:: Data extract

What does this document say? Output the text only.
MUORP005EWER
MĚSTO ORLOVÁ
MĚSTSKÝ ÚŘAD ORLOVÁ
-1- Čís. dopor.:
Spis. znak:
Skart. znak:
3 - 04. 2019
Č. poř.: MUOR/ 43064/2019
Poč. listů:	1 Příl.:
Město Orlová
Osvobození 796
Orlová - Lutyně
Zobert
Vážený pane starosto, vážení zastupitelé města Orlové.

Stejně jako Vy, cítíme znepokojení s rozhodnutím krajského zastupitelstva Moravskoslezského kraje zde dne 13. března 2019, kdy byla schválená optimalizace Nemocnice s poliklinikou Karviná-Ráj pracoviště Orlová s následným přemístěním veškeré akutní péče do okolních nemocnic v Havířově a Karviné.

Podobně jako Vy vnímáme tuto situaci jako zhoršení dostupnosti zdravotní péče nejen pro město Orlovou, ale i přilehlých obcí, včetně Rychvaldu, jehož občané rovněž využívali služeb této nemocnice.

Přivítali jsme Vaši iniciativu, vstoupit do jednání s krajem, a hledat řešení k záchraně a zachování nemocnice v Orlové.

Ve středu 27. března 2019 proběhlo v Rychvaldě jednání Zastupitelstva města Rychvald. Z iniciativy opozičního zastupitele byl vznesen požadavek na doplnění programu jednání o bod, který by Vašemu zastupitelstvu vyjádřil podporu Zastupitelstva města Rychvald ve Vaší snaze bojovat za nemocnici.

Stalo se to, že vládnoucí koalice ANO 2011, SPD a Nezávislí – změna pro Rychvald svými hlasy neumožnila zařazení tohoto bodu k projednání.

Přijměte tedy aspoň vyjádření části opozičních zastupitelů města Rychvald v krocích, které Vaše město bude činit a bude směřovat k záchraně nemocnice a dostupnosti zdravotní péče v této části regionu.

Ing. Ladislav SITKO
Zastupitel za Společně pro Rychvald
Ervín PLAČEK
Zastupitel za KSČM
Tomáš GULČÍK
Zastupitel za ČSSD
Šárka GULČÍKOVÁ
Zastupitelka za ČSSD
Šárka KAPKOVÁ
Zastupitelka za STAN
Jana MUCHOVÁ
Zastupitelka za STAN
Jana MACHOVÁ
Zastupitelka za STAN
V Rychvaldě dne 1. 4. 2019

::::

§ **Exercise description**: Repeat the data above exactly.

§ **Solution to this problem**:
What does this document say? Output the text only.
MUORP005EWER
MĚSTO ORLOVÁ
MĚSTSKÝ ÚŘAD ORLOVÁ
-1- Čís. dopor.:
Spis. znak:
Skart. znak:
3 - 04. 2019
Č. poř.: MUOR/ 43064/2019
Poč. listů:	1 Příl.:
Město Orlová
Osvobození 796
Orlová - Lutyně
Zobert
Vážený pane starosto, vážení zastupitelé města Orlové.

Stejně jako Vy, cítíme znepokojení s rozhodnutím krajského zastupitelstva Moravskoslezského kraje zde dne 13. března 2019, kdy byla schválená optimalizace Nemocnice s poliklinikou Karviná-Ráj pracoviště Orlová s následným přemístěním veškeré akutní péče do okolních nemocnic v Havířově a Karviné.

Podobně jako Vy vnímáme tuto situaci jako zhoršení dostupnosti zdravotní péče nejen pro město Orlovou, ale i přilehlých obcí, včetně Rychvaldu, jehož občané rovněž využívali služeb této nemocnice.

Přivítali jsme Vaši iniciativu, vstoupit do jednání s krajem, a hledat řešení k záchraně a zachování nemocnice v Orlové.

Ve středu 27. března 2019 proběhlo v Rychvaldě jednání Zastupitelstva města Rychvald. Z iniciativy opozičního zastupitele byl vznesen požadavek na doplnění programu jednání o bod, který by Vašemu zastupitelstvu vyjádřil podporu Zastupitelstva města Rychvald ve Vaší snaze bojovat za nemocnici.

Stalo se to, že vládnoucí koalice ANO 2011, SPD a Nezávislí – změna pro Rychvald svými hlasy neumožnila zařazení tohoto bodu k projednání.

Přijměte tedy aspoň vyjádření části opozičních zastupitelů města Rychvald v krocích, které Vaše město bude činit a bude směřovat k záchraně nemocnice a dostupnosti zdravotní péče v této části regionu.

Ing. Ladislav SITKO
Zastupitel za Společně pro Rychvald
Ervín PLAČEK
Zastupitel za KSČM
Tomáš GULČÍK
Zastupitel za ČSSD
Šárka GULČÍKOVÁ
Zastupitelka za ČSSD
Šárka KAPKOVÁ
Zastupitelka za STAN
Jana MUCHOVÁ
Zastupitelka za STAN
Jana MACHOVÁ
Zastupitelka za STAN
V Rychvaldě dne 1. 4. 2019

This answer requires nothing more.